| Work required |
Only the lines from the one with "Serialize everything readable" through the final line should be given again, exactly as they appear, minus the pictures.

** begin Exercise input **

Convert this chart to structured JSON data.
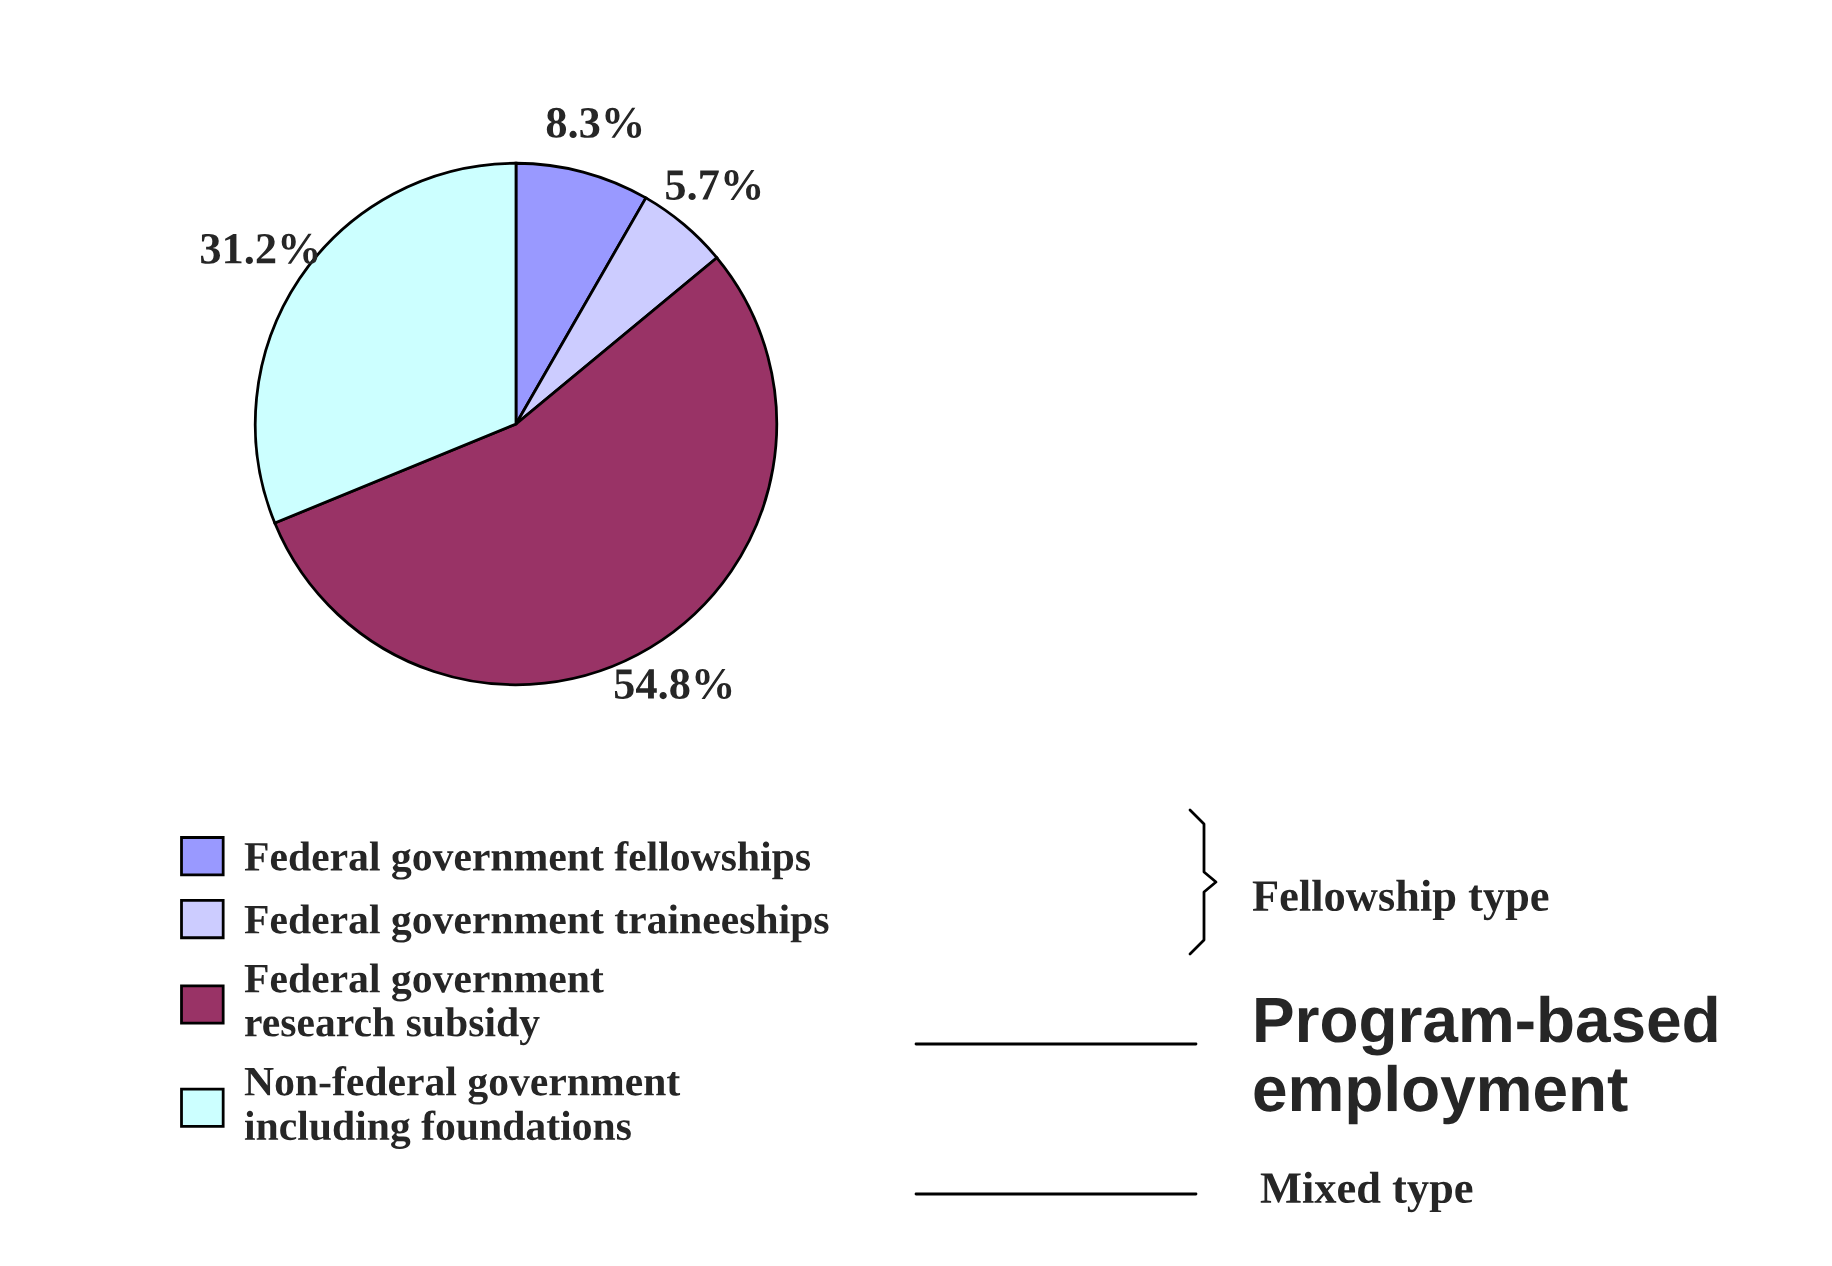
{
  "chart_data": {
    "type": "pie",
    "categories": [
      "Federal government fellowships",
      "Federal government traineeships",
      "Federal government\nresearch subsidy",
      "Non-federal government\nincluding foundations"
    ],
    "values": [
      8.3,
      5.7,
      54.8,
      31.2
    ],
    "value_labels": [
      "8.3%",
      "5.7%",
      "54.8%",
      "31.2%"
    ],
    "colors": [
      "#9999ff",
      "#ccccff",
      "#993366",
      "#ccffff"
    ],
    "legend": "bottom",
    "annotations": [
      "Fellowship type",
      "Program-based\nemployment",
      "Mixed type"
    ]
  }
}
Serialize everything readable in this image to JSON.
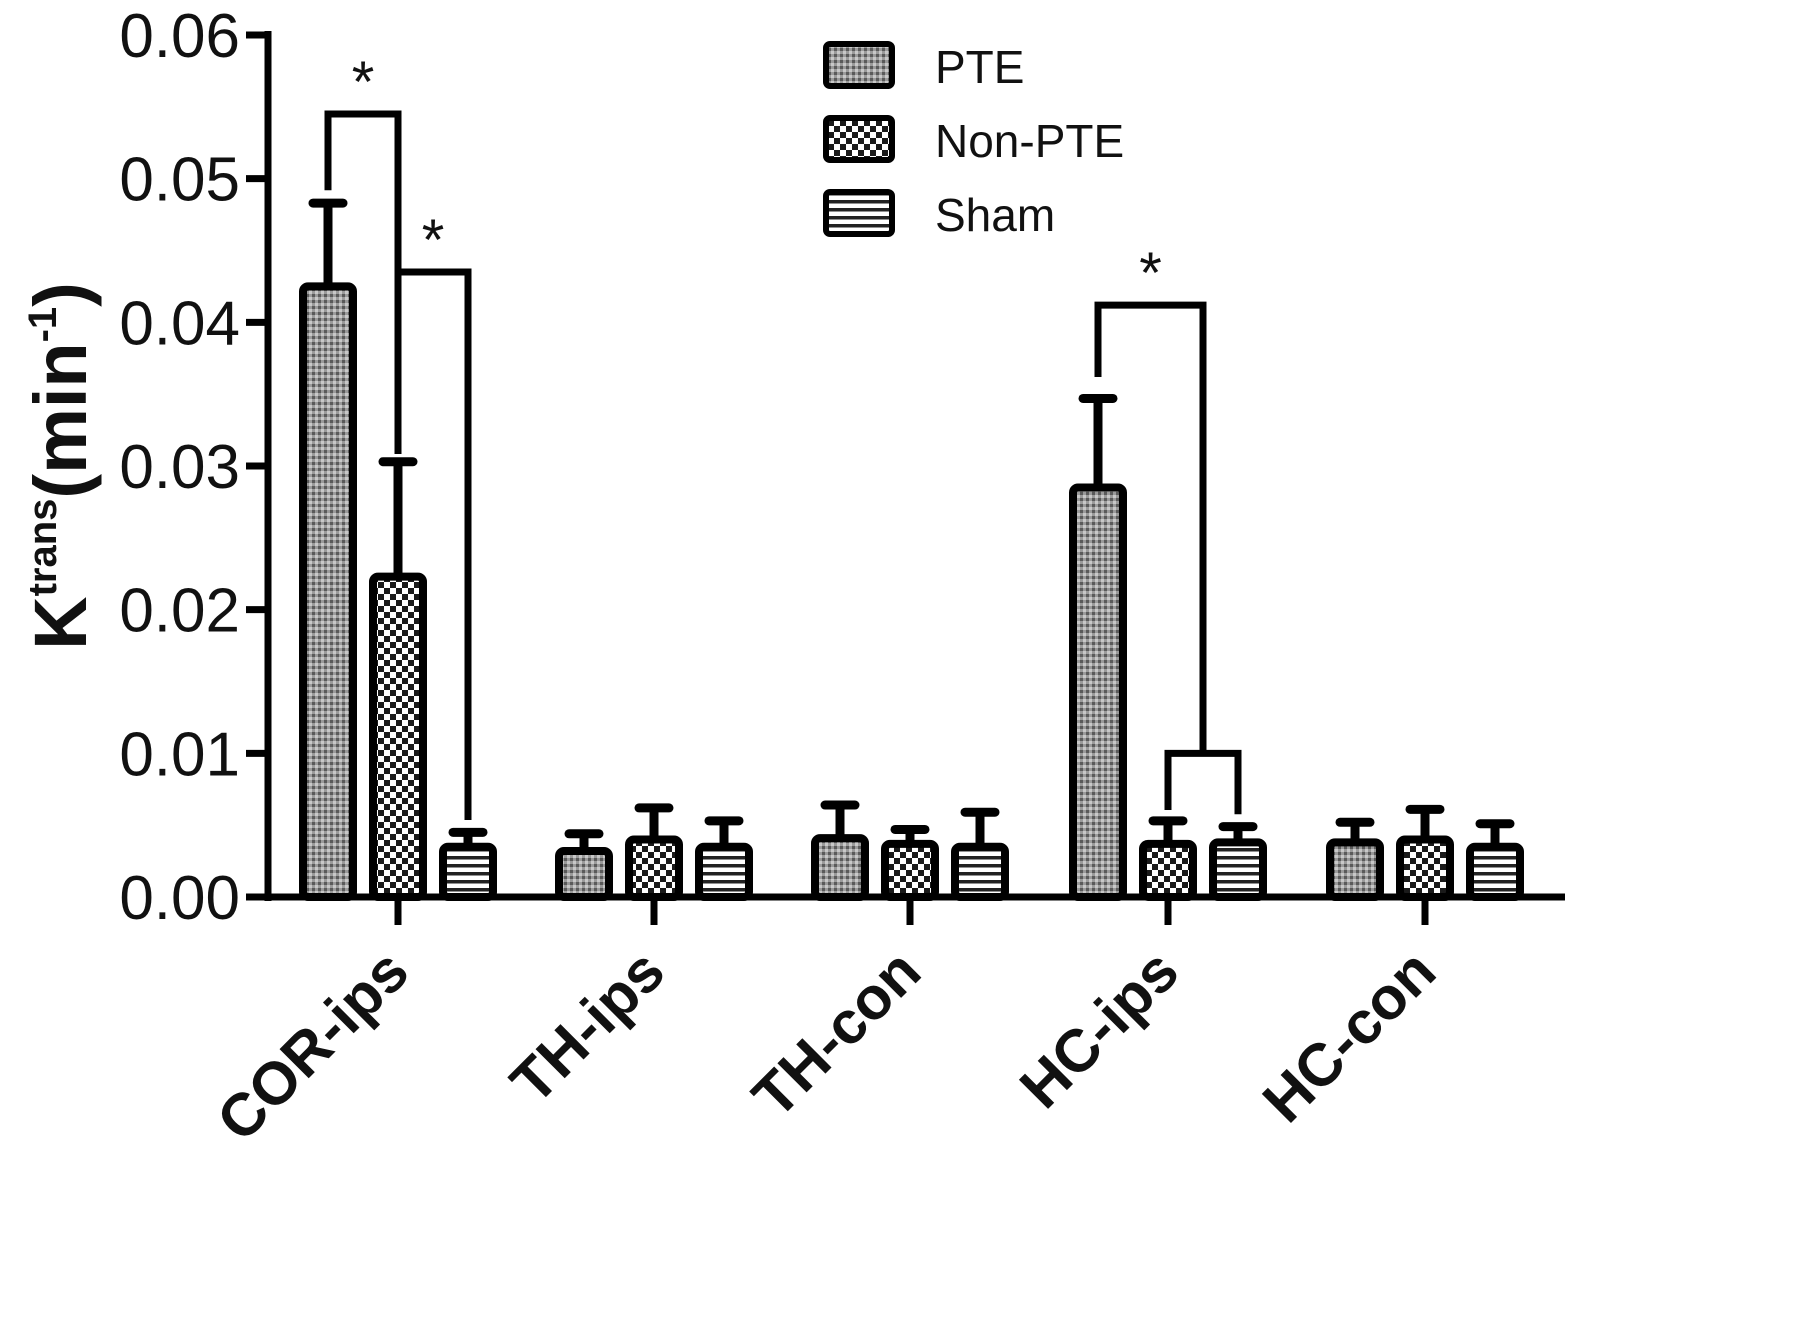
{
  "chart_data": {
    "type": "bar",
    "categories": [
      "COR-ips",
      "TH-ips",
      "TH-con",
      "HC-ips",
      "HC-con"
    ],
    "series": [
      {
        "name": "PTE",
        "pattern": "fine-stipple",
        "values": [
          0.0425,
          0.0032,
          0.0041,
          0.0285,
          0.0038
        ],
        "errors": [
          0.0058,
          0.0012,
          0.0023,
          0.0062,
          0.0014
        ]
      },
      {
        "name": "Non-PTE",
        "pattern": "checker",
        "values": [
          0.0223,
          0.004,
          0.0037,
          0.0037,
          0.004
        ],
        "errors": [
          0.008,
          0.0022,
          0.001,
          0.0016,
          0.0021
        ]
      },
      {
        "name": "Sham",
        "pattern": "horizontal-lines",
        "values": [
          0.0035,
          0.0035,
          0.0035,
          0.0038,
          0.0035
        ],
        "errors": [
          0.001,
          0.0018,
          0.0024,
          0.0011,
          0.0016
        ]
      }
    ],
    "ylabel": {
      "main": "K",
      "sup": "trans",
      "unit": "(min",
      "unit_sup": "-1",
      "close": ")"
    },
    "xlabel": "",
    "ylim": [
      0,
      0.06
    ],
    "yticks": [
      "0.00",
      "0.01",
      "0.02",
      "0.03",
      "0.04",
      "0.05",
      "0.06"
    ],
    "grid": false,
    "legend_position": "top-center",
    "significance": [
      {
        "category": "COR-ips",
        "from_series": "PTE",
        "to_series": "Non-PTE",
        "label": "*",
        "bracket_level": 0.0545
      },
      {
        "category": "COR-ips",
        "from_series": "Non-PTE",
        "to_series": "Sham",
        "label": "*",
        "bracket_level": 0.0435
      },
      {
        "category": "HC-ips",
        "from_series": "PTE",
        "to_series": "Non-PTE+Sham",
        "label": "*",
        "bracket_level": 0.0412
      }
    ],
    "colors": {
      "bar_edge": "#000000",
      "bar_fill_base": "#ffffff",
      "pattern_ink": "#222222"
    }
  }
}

** end Exercise input **

| Solution for this problem |
Serialize everything readable in this image to JSON.
{
  "chart_data": {
    "type": "bar",
    "categories": [
      "COR-ips",
      "TH-ips",
      "TH-con",
      "HC-ips",
      "HC-con"
    ],
    "series": [
      {
        "name": "PTE",
        "pattern": "fine-stipple",
        "values": [
          0.0425,
          0.0032,
          0.0041,
          0.0285,
          0.0038
        ],
        "errors": [
          0.0058,
          0.0012,
          0.0023,
          0.0062,
          0.0014
        ]
      },
      {
        "name": "Non-PTE",
        "pattern": "checker",
        "values": [
          0.0223,
          0.004,
          0.0037,
          0.0037,
          0.004
        ],
        "errors": [
          0.008,
          0.0022,
          0.001,
          0.0016,
          0.0021
        ]
      },
      {
        "name": "Sham",
        "pattern": "horizontal-lines",
        "values": [
          0.0035,
          0.0035,
          0.0035,
          0.0038,
          0.0035
        ],
        "errors": [
          0.001,
          0.0018,
          0.0024,
          0.0011,
          0.0016
        ]
      }
    ],
    "ylabel": {
      "main": "K",
      "sup": "trans",
      "unit": "(min",
      "unit_sup": "-1",
      "close": ")"
    },
    "xlabel": "",
    "ylim": [
      0,
      0.06
    ],
    "yticks": [
      "0.00",
      "0.01",
      "0.02",
      "0.03",
      "0.04",
      "0.05",
      "0.06"
    ],
    "grid": false,
    "legend_position": "top-center",
    "significance": [
      {
        "category": "COR-ips",
        "from_series": "PTE",
        "to_series": "Non-PTE",
        "label": "*",
        "bracket_level": 0.0545
      },
      {
        "category": "COR-ips",
        "from_series": "Non-PTE",
        "to_series": "Sham",
        "label": "*",
        "bracket_level": 0.0435
      },
      {
        "category": "HC-ips",
        "from_series": "PTE",
        "to_series": "Non-PTE+Sham",
        "label": "*",
        "bracket_level": 0.0412
      }
    ],
    "colors": {
      "bar_edge": "#000000",
      "bar_fill_base": "#ffffff",
      "pattern_ink": "#222222"
    }
  }
}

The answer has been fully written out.